## EXERCISE BRIEF
Omit any picture, and return the remaining data exactly as written.

★ ★ ★ ★

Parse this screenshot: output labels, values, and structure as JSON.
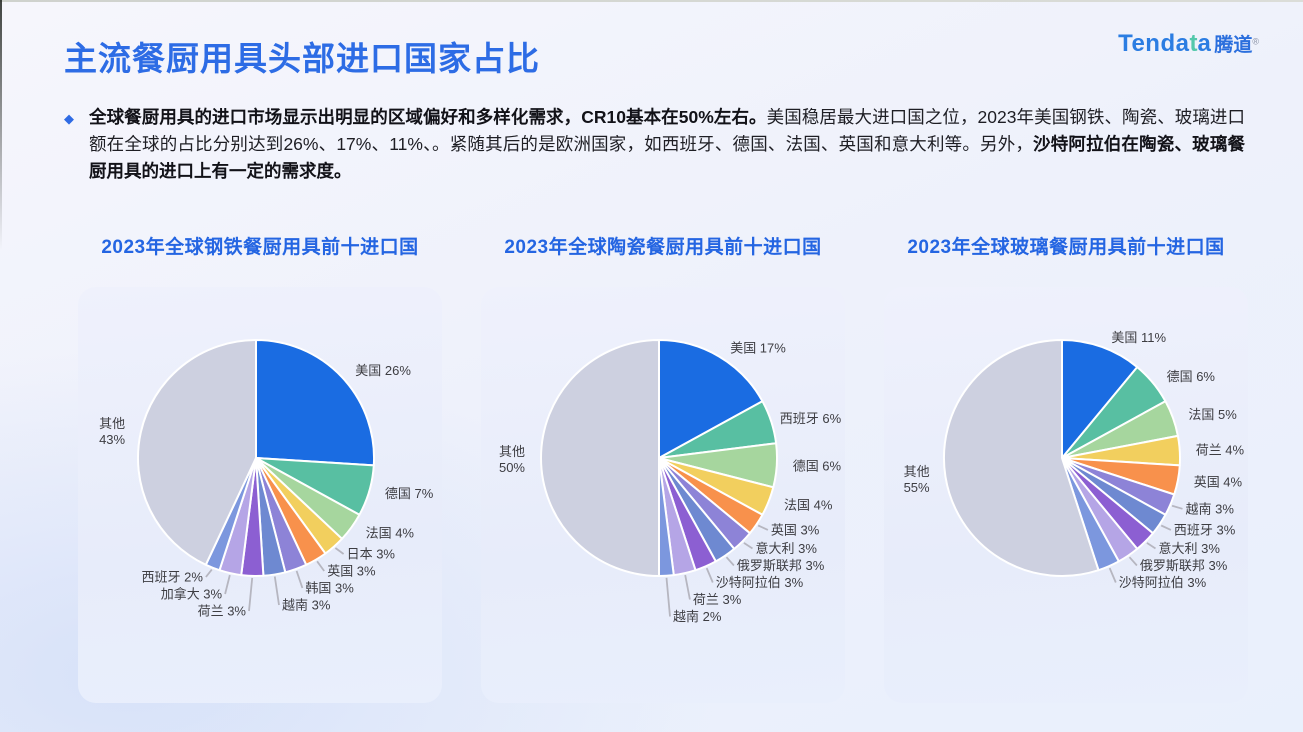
{
  "header": {
    "title": "主流餐厨用具头部进口国家占比"
  },
  "logo": {
    "part1": "Tenda",
    "part2": "t",
    "part3": "a",
    "cn": "腾道",
    "reg": "®"
  },
  "summary": {
    "marker": "◆",
    "segments": [
      {
        "text": "全球餐厨用具的进口市场显示出明显的区域偏好和多样化需求，CR10基本在50%左右。",
        "bold": true
      },
      {
        "text": "美国稳居最大进口国之位，2023年美国钢铁、陶瓷、玻璃进口额在全球的占比分别达到26%、17%、11%、。紧随其后的是欧洲国家，如西班牙、德国、法国、英国和意大利等。另外，",
        "bold": false
      },
      {
        "text": "沙特阿拉伯在陶瓷、玻璃餐厨用具的进口上有一定的需求度。",
        "bold": true
      }
    ]
  },
  "palette": [
    "#1a6ce2",
    "#58bfa2",
    "#a6d69e",
    "#f2cf5e",
    "#f8914c",
    "#8d83d7",
    "#6e89d1",
    "#8c5fd2",
    "#b5a5e6",
    "#7c97de",
    "#cdd0e0"
  ],
  "pie_style": {
    "label_color": "#3d3d42",
    "leader_color": "#b6b6c0",
    "slice_stroke": "#ffffff"
  },
  "chart_data": [
    {
      "type": "pie",
      "title": "2023年全球钢铁餐厨用具前十进口国",
      "unit": "%",
      "start_angle_deg": 0,
      "direction": "clockwise",
      "labels": [
        "美国",
        "德国",
        "法国",
        "日本",
        "英国",
        "韩国",
        "越南",
        "荷兰",
        "加拿大",
        "西班牙",
        "其他"
      ],
      "values": [
        26,
        7,
        4,
        3,
        3,
        3,
        3,
        3,
        3,
        2,
        43
      ]
    },
    {
      "type": "pie",
      "title": "2023年全球陶瓷餐厨用具前十进口国",
      "unit": "%",
      "start_angle_deg": 0,
      "direction": "clockwise",
      "labels": [
        "美国",
        "西班牙",
        "德国",
        "法国",
        "英国",
        "意大利",
        "俄罗斯联邦",
        "沙特阿拉伯",
        "荷兰",
        "越南",
        "其他"
      ],
      "values": [
        17,
        6,
        6,
        4,
        3,
        3,
        3,
        3,
        3,
        2,
        50
      ]
    },
    {
      "type": "pie",
      "title": "2023年全球玻璃餐厨用具前十进口国",
      "unit": "%",
      "start_angle_deg": 0,
      "direction": "clockwise",
      "labels": [
        "美国",
        "德国",
        "法国",
        "荷兰",
        "英国",
        "越南",
        "西班牙",
        "意大利",
        "俄罗斯联邦",
        "沙特阿拉伯",
        "其他"
      ],
      "values": [
        11,
        6,
        5,
        4,
        4,
        3,
        3,
        3,
        3,
        3,
        55
      ]
    }
  ]
}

★ ★ ★ ★

## TASK OUTPUT
Parse this screenshot: output labels, values, and structure as JSON.
{
  "header": {
    "title": "主流餐厨用具头部进口国家占比"
  },
  "logo": {
    "part1": "Tenda",
    "part2": "t",
    "part3": "a",
    "cn": "腾道",
    "reg": "®"
  },
  "summary": {
    "marker": "◆",
    "segments": [
      {
        "text": "全球餐厨用具的进口市场显示出明显的区域偏好和多样化需求，CR10基本在50%左右。",
        "bold": true
      },
      {
        "text": "美国稳居最大进口国之位，2023年美国钢铁、陶瓷、玻璃进口额在全球的占比分别达到26%、17%、11%、。紧随其后的是欧洲国家，如西班牙、德国、法国、英国和意大利等。另外，",
        "bold": false
      },
      {
        "text": "沙特阿拉伯在陶瓷、玻璃餐厨用具的进口上有一定的需求度。",
        "bold": true
      }
    ]
  },
  "palette": [
    "#1a6ce2",
    "#58bfa2",
    "#a6d69e",
    "#f2cf5e",
    "#f8914c",
    "#8d83d7",
    "#6e89d1",
    "#8c5fd2",
    "#b5a5e6",
    "#7c97de",
    "#cdd0e0"
  ],
  "pie_style": {
    "label_color": "#3d3d42",
    "leader_color": "#b6b6c0",
    "slice_stroke": "#ffffff"
  },
  "chart_data": [
    {
      "type": "pie",
      "title": "2023年全球钢铁餐厨用具前十进口国",
      "unit": "%",
      "start_angle_deg": 0,
      "direction": "clockwise",
      "labels": [
        "美国",
        "德国",
        "法国",
        "日本",
        "英国",
        "韩国",
        "越南",
        "荷兰",
        "加拿大",
        "西班牙",
        "其他"
      ],
      "values": [
        26,
        7,
        4,
        3,
        3,
        3,
        3,
        3,
        3,
        2,
        43
      ]
    },
    {
      "type": "pie",
      "title": "2023年全球陶瓷餐厨用具前十进口国",
      "unit": "%",
      "start_angle_deg": 0,
      "direction": "clockwise",
      "labels": [
        "美国",
        "西班牙",
        "德国",
        "法国",
        "英国",
        "意大利",
        "俄罗斯联邦",
        "沙特阿拉伯",
        "荷兰",
        "越南",
        "其他"
      ],
      "values": [
        17,
        6,
        6,
        4,
        3,
        3,
        3,
        3,
        3,
        2,
        50
      ]
    },
    {
      "type": "pie",
      "title": "2023年全球玻璃餐厨用具前十进口国",
      "unit": "%",
      "start_angle_deg": 0,
      "direction": "clockwise",
      "labels": [
        "美国",
        "德国",
        "法国",
        "荷兰",
        "英国",
        "越南",
        "西班牙",
        "意大利",
        "俄罗斯联邦",
        "沙特阿拉伯",
        "其他"
      ],
      "values": [
        11,
        6,
        5,
        4,
        4,
        3,
        3,
        3,
        3,
        3,
        55
      ]
    }
  ]
}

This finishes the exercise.